- STATED TASK
Return the material word for word. Do not include the pictures.

- ENTRIES
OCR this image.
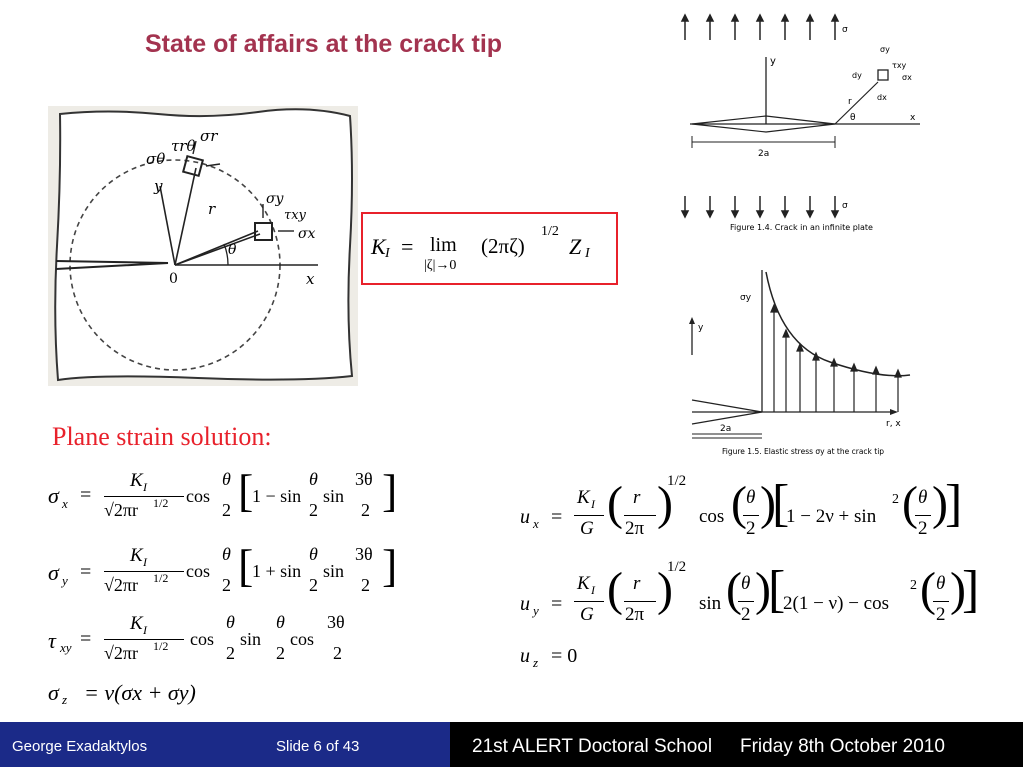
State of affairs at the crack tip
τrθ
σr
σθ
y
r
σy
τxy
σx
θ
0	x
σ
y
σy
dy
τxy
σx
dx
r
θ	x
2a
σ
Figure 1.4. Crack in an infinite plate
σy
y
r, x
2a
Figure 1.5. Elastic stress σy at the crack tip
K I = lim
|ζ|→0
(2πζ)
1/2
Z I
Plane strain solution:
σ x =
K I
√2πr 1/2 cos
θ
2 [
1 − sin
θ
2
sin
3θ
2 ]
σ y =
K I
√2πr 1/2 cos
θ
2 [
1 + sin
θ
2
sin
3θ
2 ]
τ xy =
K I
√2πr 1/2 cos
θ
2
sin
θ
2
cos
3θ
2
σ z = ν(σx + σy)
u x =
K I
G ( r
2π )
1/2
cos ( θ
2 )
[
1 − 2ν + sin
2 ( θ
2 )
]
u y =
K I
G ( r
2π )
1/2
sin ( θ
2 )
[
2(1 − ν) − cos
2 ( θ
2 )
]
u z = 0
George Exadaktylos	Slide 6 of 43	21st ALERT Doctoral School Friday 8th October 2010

- RESPONSE TO THE EXERCISE
OCR this image.
State of affairs at the crack tip
τrθ
σr
σθ
y
r
σy
τxy
σx
θ
0	x
σ
y
σy
dy
τxy
σx
dx
r
θ	x
2a
σ
Figure 1.4. Crack in an infinite plate
σy
y
r, x
2a
Figure 1.5. Elastic stress σy at the crack tip
K I = lim
|ζ|→0
(2πζ)
1/2
Z I
Plane strain solution:
σ x =
K I
√2πr 1/2 cos
θ
2 [
1 − sin
θ
2
sin
3θ
2 ]
σ y =
K I
√2πr 1/2 cos
θ
2 [
1 + sin
θ
2
sin
3θ
2 ]
τ xy =
K I
√2πr 1/2 cos
θ
2
sin
θ
2
cos
3θ
2
σ z = ν(σx + σy)
u x =
K I
G ( r
2π )
1/2
cos ( θ
2 )
[
1 − 2ν + sin
2 ( θ
2 )
]
u y =
K I
G ( r
2π )
1/2
sin ( θ
2 )
[
2(1 − ν) − cos
2 ( θ
2 )
]
u z = 0
George Exadaktylos	Slide 6 of 43	21st ALERT Doctoral School Friday 8th October 2010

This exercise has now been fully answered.